= Source data =
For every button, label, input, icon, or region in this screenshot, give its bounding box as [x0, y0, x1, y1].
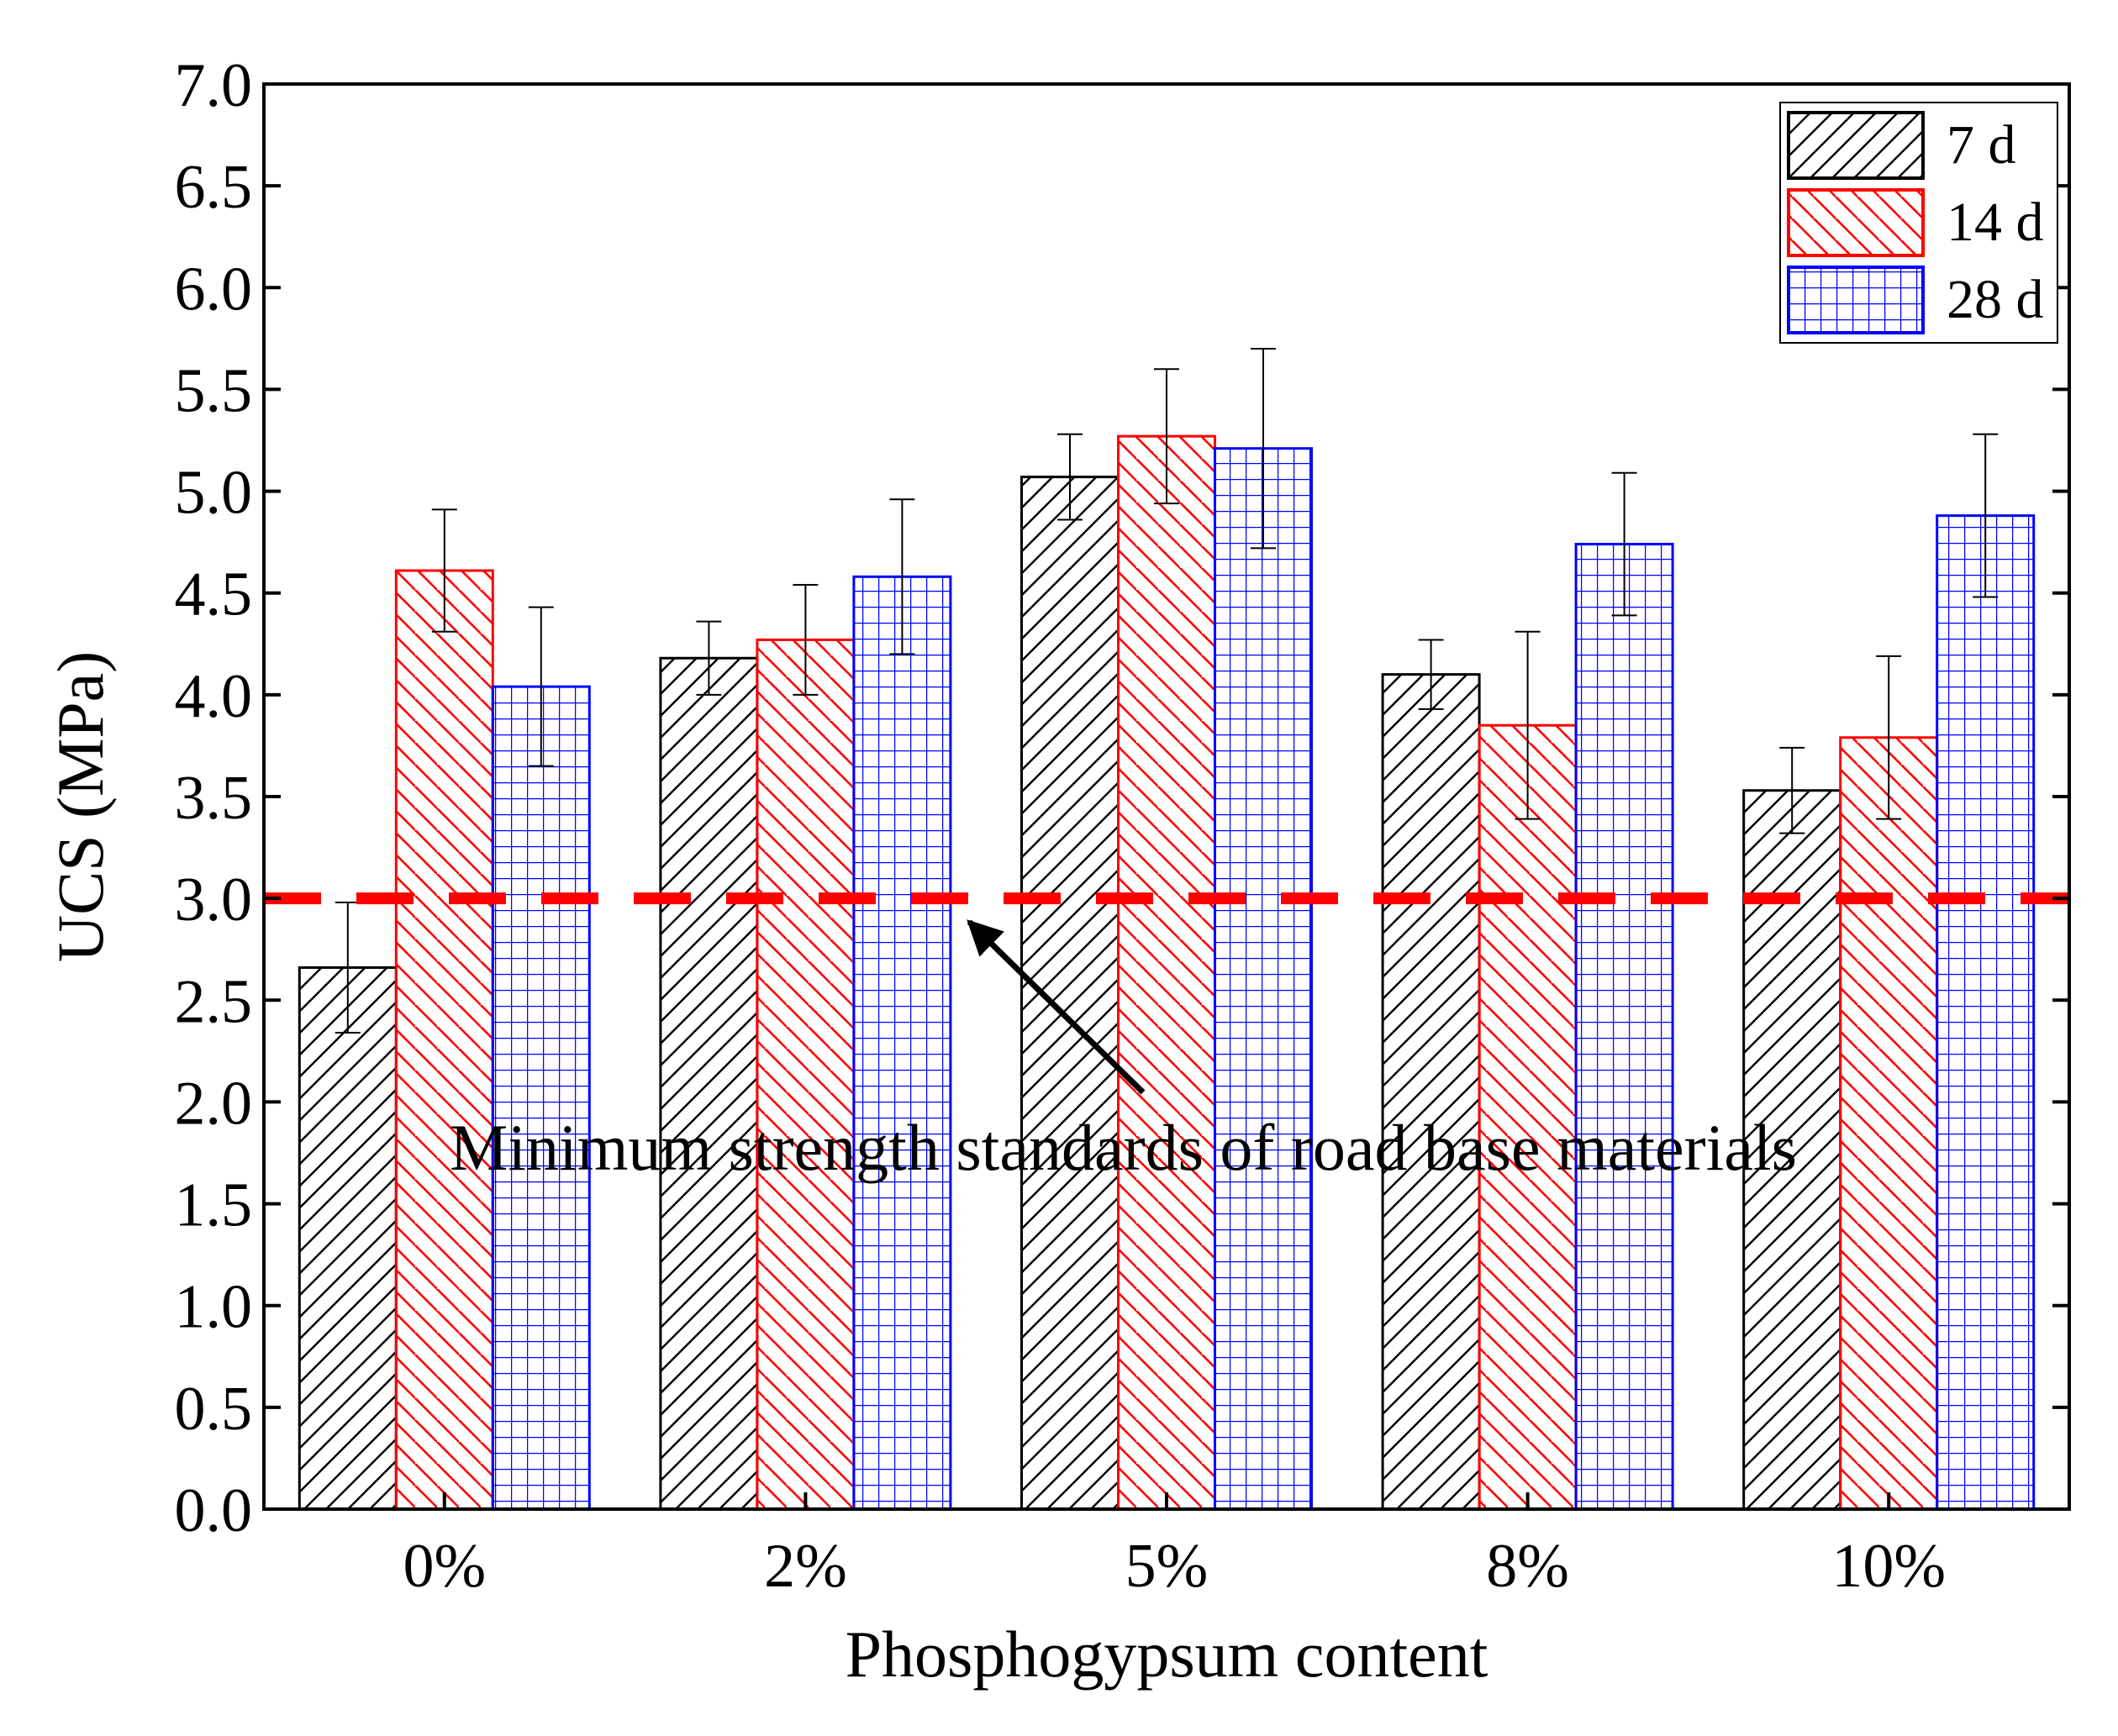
error-bar-14-d-2 — [793, 584, 819, 696]
y-tick-label: 7.0 — [175, 51, 253, 120]
x-axis-label: Phosphogypsum content — [846, 1618, 1488, 1691]
bar-28-d-0 — [491, 685, 591, 1511]
legend-swatch-7-d — [1787, 111, 1925, 180]
annotation-arrow — [967, 919, 1146, 1095]
y-tick-label: 0.5 — [175, 1375, 253, 1444]
error-bar-7-d-2 — [696, 620, 722, 696]
error-bars-layer — [335, 347, 1999, 1034]
bar-28-d-5 — [1214, 447, 1313, 1511]
y-tick-label: 0.0 — [175, 1476, 253, 1545]
error-bar-14-d-0 — [431, 508, 457, 633]
error-bar-28-d-10 — [1973, 433, 1999, 598]
legend-swatch-14-d — [1787, 188, 1925, 257]
legend-label-14-d: 14 d — [1947, 192, 2044, 253]
bar-14-d-0 — [394, 569, 494, 1511]
legend-label-28-d: 28 d — [1947, 269, 2044, 330]
annotation: Minimum strength standards of road base … — [450, 919, 1797, 1184]
error-bar-7-d-10 — [1779, 746, 1805, 834]
error-bar-28-d-8 — [1611, 471, 1637, 617]
error-bar-28-d-5 — [1251, 347, 1276, 550]
y-axis-label: UCS (MPa) — [44, 651, 117, 963]
legend-label-7-d: 7 d — [1947, 114, 2016, 176]
bar-14-d-2 — [756, 638, 856, 1511]
error-bar-28-d-0 — [528, 606, 554, 767]
error-bar-7-d-5 — [1057, 433, 1083, 521]
y-tick-label: 3.0 — [175, 865, 253, 934]
error-bar-7-d-0 — [335, 901, 361, 1034]
bars-layer — [298, 434, 2036, 1511]
x-tick-label: 2% — [764, 1532, 847, 1601]
bar-28-d-2 — [852, 575, 952, 1511]
error-bar-7-d-8 — [1418, 639, 1444, 710]
y-tick-label: 2.5 — [175, 967, 253, 1036]
bar-7-d-2 — [659, 656, 759, 1511]
bar-7-d-10 — [1742, 789, 1842, 1511]
bar-28-d-10 — [1936, 514, 2036, 1511]
y-tick-label: 3.5 — [175, 764, 253, 833]
x-tick-label: 0% — [403, 1532, 486, 1601]
y-tick-label: 4.5 — [175, 560, 253, 629]
error-bar-14-d-5 — [1154, 368, 1179, 505]
y-tick-label: 2.0 — [175, 1069, 253, 1138]
error-bar-14-d-8 — [1515, 630, 1541, 820]
error-bar-14-d-10 — [1876, 655, 1902, 820]
bar-14-d-5 — [1117, 434, 1216, 1511]
x-tick-label: 5% — [1125, 1532, 1209, 1601]
bar-7-d-8 — [1381, 673, 1481, 1511]
legend: 7 d 14 d 28 d — [1779, 102, 2058, 344]
y-tick-label: 5.5 — [175, 356, 253, 425]
y-tick-label: 1.0 — [175, 1273, 253, 1342]
bar-14-d-8 — [1478, 723, 1578, 1511]
y-tick-label: 4.0 — [175, 662, 253, 731]
y-tick-label: 6.5 — [175, 153, 253, 222]
x-tick-label: 10% — [1831, 1532, 1946, 1601]
y-tick-label: 5.0 — [175, 459, 253, 528]
bar-7-d-5 — [1020, 476, 1120, 1511]
bar-14-d-10 — [1839, 736, 1939, 1511]
legend-swatch-28-d — [1787, 266, 1925, 334]
y-axis: 0.0 0.5 1.0 1.5 2.0 2.5 3.0 3.5 4.0 4.5 5.0 5.5 6.0 6… — [175, 51, 2069, 1545]
y-tick-label: 6.0 — [175, 255, 253, 324]
y-tick-label: 1.5 — [175, 1171, 253, 1240]
x-axis: 0% 2% 5% 8% 10% — [403, 1492, 1946, 1601]
bar-28-d-8 — [1574, 543, 1674, 1511]
annotation-text: Minimum strength standards of road base … — [450, 1111, 1797, 1184]
error-bar-28-d-2 — [889, 498, 915, 655]
bar-7-d-0 — [298, 966, 398, 1511]
x-tick-label: 8% — [1486, 1532, 1569, 1601]
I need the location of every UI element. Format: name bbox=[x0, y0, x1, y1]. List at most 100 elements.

= The request =
Arrange every line of the material above as a Markdown table with two columns, Row for a running number and Entry for the line itself, and skip any blank lines. Omit the pictures.

= Response to the exercise =
| Row | Entry |
|---|---|
| 1 | For every button, label, input, icon, or region in this screenshot, give its bounding box as [x0, y0, x1, y1]. |
| 2 | error-bar-14-d-2 — [793, 584, 819, 696] |
| 3 | y-tick-label: 7.0 — [175, 51, 253, 120] |
| 4 | x-axis-label: Phosphogypsum content — [846, 1618, 1488, 1691] |
| 5 | bar-28-d-0 — [491, 685, 591, 1511] |
| 6 | legend-swatch-7-d — [1787, 111, 1925, 180] |
| 7 | annotation-arrow — [967, 919, 1146, 1095] |
| 8 | y-tick-label: 0.5 — [175, 1375, 253, 1444] |
| 9 | error-bar-7-d-2 — [696, 620, 722, 696] |
| 10 | error-bars-layer — [335, 347, 1999, 1034] |
| 11 | bar-28-d-5 — [1214, 447, 1313, 1511] |
| 12 | y-tick-label: 0.0 — [175, 1476, 253, 1545] |
| 13 | error-bar-14-d-0 — [431, 508, 457, 633] |
| 14 | error-bar-28-d-10 — [1973, 433, 1999, 598] |
| 15 | legend-swatch-14-d — [1787, 188, 1925, 257] |
| 16 | legend-label-14-d: 14 d — [1947, 192, 2044, 253] |
| 17 | bar-14-d-0 — [394, 569, 494, 1511] |
| 18 | legend-label-28-d: 28 d — [1947, 269, 2044, 330] |
| 19 | annotation: Minimum strength standards of road base … — [450, 919, 1797, 1184] |
| 20 | error-bar-7-d-10 — [1779, 746, 1805, 834] |
| 21 | error-bar-28-d-8 — [1611, 471, 1637, 617] |
| 22 | error-bar-28-d-5 — [1251, 347, 1276, 550] |
| 23 | y-axis-label: UCS (MPa) — [44, 651, 117, 963] |
| 24 | legend-label-7-d: 7 d — [1947, 114, 2016, 176] |
| 25 | bar-14-d-2 — [756, 638, 856, 1511] |
| 26 | error-bar-28-d-0 — [528, 606, 554, 767] |
| 27 | error-bar-7-d-5 — [1057, 433, 1083, 521] |
| 28 | y-tick-label: 3.0 — [175, 865, 253, 934] |
| 29 | error-bar-7-d-0 — [335, 901, 361, 1034] |
| 30 | bars-layer — [298, 434, 2036, 1511] |
| 31 | x-tick-label: 2% — [764, 1532, 847, 1601] |
| 32 | bar-28-d-2 — [852, 575, 952, 1511] |
| 33 | error-bar-7-d-8 — [1418, 639, 1444, 710] |
| 34 | y-tick-label: 2.5 — [175, 967, 253, 1036] |
| 35 | bar-7-d-2 — [659, 656, 759, 1511] |
| 36 | bar-7-d-10 — [1742, 789, 1842, 1511] |
| 37 | bar-28-d-10 — [1936, 514, 2036, 1511] |
| 38 | y-tick-label: 3.5 — [175, 764, 253, 833] |
| 39 | x-tick-label: 0% — [403, 1532, 486, 1601] |
| 40 | y-tick-label: 4.5 — [175, 560, 253, 629] |
| 41 | error-bar-14-d-5 — [1154, 368, 1179, 505] |
| 42 | y-tick-label: 2.0 — [175, 1069, 253, 1138] |
| 43 | error-bar-14-d-8 — [1515, 630, 1541, 820] |
| 44 | error-bar-14-d-10 — [1876, 655, 1902, 820] |
| 45 | bar-14-d-5 — [1117, 434, 1216, 1511] |
| 46 | x-tick-label: 5% — [1125, 1532, 1209, 1601] |
| 47 | bar-7-d-8 — [1381, 673, 1481, 1511] |
| 48 | legend: 7 d 14 d 28 d — [1779, 102, 2058, 344] |
| 49 | y-tick-label: 5.5 — [175, 356, 253, 425] |
| 50 | y-tick-label: 1.0 — [175, 1273, 253, 1342] |
| 51 | bar-14-d-8 — [1478, 723, 1578, 1511] |
| 52 | y-tick-label: 4.0 — [175, 662, 253, 731] |
| 53 | y-tick-label: 6.5 — [175, 153, 253, 222] |
| 54 | x-tick-label: 10% — [1831, 1532, 1946, 1601] |
| 55 | y-tick-label: 5.0 — [175, 459, 253, 528] |
| 56 | bar-7-d-5 — [1020, 476, 1120, 1511] |
| 57 | bar-14-d-10 — [1839, 736, 1939, 1511] |
| 58 | legend-swatch-28-d — [1787, 266, 1925, 334] |
| 59 | y-axis: 0.0 0.5 1.0 1.5 2.0 2.5 3.0 3.5 4.0 4.5 5.0 5.5 6.0 6… — [175, 51, 2069, 1545] |
| 60 | y-tick-label: 6.0 — [175, 255, 253, 324] |
| 61 | y-tick-label: 1.5 — [175, 1171, 253, 1240] |
| 62 | x-axis: 0% 2% 5% 8% 10% — [403, 1492, 1946, 1601] |
| 63 | bar-28-d-8 — [1574, 543, 1674, 1511] |
| 64 | annotation-text: Minimum strength standards of road base … — [450, 1111, 1797, 1184] |
| 65 | error-bar-28-d-2 — [889, 498, 915, 655] |
| 66 | bar-7-d-0 — [298, 966, 398, 1511] |
| 67 | x-tick-label: 8% — [1486, 1532, 1569, 1601] |
| 68 | I need the location of every UI element. Format: name bbox=[x0, y0, x1, y1]. List at most 100 elements. |